Part of a data file
** BEGIN **
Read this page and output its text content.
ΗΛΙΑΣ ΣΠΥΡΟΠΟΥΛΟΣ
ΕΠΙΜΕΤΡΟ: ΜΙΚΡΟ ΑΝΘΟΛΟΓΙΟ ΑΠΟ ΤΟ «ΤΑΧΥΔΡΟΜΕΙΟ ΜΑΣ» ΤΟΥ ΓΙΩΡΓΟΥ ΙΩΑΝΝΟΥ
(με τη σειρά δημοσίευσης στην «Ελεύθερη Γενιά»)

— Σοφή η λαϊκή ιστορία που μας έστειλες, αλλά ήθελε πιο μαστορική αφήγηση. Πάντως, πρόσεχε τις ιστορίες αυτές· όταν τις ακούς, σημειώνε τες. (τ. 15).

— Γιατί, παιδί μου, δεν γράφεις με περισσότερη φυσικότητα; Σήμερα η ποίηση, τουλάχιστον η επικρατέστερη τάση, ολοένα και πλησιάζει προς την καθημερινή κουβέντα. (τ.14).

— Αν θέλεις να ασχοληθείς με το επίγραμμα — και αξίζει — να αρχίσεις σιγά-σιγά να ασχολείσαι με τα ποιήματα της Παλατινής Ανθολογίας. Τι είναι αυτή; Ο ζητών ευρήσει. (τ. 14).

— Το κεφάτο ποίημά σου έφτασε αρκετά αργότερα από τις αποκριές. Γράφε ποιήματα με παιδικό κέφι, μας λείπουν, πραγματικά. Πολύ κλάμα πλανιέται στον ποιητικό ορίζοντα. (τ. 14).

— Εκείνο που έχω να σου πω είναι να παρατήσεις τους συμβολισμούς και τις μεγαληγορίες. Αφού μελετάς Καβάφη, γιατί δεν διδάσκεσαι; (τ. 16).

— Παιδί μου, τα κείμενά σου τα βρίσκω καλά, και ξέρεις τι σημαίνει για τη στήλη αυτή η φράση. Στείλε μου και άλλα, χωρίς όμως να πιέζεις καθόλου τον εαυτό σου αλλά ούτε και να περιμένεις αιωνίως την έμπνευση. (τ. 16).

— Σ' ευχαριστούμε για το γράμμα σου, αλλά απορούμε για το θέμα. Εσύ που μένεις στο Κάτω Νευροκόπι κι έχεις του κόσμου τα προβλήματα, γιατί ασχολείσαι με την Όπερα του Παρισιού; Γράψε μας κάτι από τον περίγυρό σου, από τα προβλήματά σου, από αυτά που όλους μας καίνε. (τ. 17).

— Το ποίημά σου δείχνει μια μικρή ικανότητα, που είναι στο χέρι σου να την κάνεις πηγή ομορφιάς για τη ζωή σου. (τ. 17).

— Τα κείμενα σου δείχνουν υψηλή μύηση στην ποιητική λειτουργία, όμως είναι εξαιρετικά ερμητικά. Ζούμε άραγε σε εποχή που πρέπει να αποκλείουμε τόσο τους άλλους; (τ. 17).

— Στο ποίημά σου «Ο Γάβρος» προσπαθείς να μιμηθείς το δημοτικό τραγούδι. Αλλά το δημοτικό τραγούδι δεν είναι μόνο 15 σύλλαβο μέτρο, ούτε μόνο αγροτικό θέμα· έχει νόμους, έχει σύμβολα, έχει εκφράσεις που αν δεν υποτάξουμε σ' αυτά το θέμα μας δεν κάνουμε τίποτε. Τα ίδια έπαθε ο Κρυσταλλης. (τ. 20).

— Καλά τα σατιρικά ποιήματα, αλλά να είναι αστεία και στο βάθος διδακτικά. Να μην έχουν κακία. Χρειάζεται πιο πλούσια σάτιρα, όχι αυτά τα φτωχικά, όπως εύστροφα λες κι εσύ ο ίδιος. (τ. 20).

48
** END **
**The request:**
Copy the material above verbatim.

**Right answer:**
Read this page and output its text content.
ΗΛΙΑΣ ΣΠΥΡΟΠΟΥΛΟΣ
ΕΠΙΜΕΤΡΟ: ΜΙΚΡΟ ΑΝΘΟΛΟΓΙΟ ΑΠΟ ΤΟ «ΤΑΧΥΔΡΟΜΕΙΟ ΜΑΣ» ΤΟΥ ΓΙΩΡΓΟΥ ΙΩΑΝΝΟΥ
(με τη σειρά δημοσίευσης στην «Ελεύθερη Γενιά»)

— Σοφή η λαϊκή ιστορία που μας έστειλες, αλλά ήθελε πιο μαστορική αφήγηση. Πάντως, πρόσεχε τις ιστορίες αυτές· όταν τις ακούς, σημειώνε τες. (τ. 15).

— Γιατί, παιδί μου, δεν γράφεις με περισσότερη φυσικότητα; Σήμερα η ποίηση, τουλάχιστον η επικρατέστερη τάση, ολοένα και πλησιάζει προς την καθημερινή κουβέντα. (τ.14).

— Αν θέλεις να ασχοληθείς με το επίγραμμα — και αξίζει — να αρχίσεις σιγά-σιγά να ασχολείσαι με τα ποιήματα της Παλατινής Ανθολογίας. Τι είναι αυτή; Ο ζητών ευρήσει. (τ. 14).

— Το κεφάτο ποίημά σου έφτασε αρκετά αργότερα από τις αποκριές. Γράφε ποιήματα με παιδικό κέφι, μας λείπουν, πραγματικά. Πολύ κλάμα πλανιέται στον ποιητικό ορίζοντα. (τ. 14).

— Εκείνο που έχω να σου πω είναι να παρατήσεις τους συμβολισμούς και τις μεγαληγορίες. Αφού μελετάς Καβάφη, γιατί δεν διδάσκεσαι; (τ. 16).

— Παιδί μου, τα κείμενά σου τα βρίσκω καλά, και ξέρεις τι σημαίνει για τη στήλη αυτή η φράση. Στείλε μου και άλλα, χωρίς όμως να πιέζεις καθόλου τον εαυτό σου αλλά ούτε και να περιμένεις αιωνίως την έμπνευση. (τ. 16).

— Σ' ευχαριστούμε για το γράμμα σου, αλλά απορούμε για το θέμα. Εσύ που μένεις στο Κάτω Νευροκόπι κι έχεις του κόσμου τα προβλήματα, γιατί ασχολείσαι με την Όπερα του Παρισιού; Γράψε μας κάτι από τον περίγυρό σου, από τα προβλήματά σου, από αυτά που όλους μας καίνε. (τ. 17).

— Το ποίημά σου δείχνει μια μικρή ικανότητα, που είναι στο χέρι σου να την κάνεις πηγή ομορφιάς για τη ζωή σου. (τ. 17).

— Τα κείμενα σου δείχνουν υψηλή μύηση στην ποιητική λειτουργία, όμως είναι εξαιρετικά ερμητικά. Ζούμε άραγε σε εποχή που πρέπει να αποκλείουμε τόσο τους άλλους; (τ. 17).

— Στο ποίημά σου «Ο Γάβρος» προσπαθείς να μιμηθείς το δημοτικό τραγούδι. Αλλά το δημοτικό τραγούδι δεν είναι μόνο 15 σύλλαβο μέτρο, ούτε μόνο αγροτικό θέμα· έχει νόμους, έχει σύμβολα, έχει εκφράσεις που αν δεν υποτάξουμε σ' αυτά το θέμα μας δεν κάνουμε τίποτε. Τα ίδια έπαθε ο Κρυσταλλης. (τ. 20).

— Καλά τα σατιρικά ποιήματα, αλλά να είναι αστεία και στο βάθος διδακτικά. Να μην έχουν κακία. Χρειάζεται πιο πλούσια σάτιρα, όχι αυτά τα φτωχικά, όπως εύστροφα λες κι εσύ ο ίδιος. (τ. 20).

48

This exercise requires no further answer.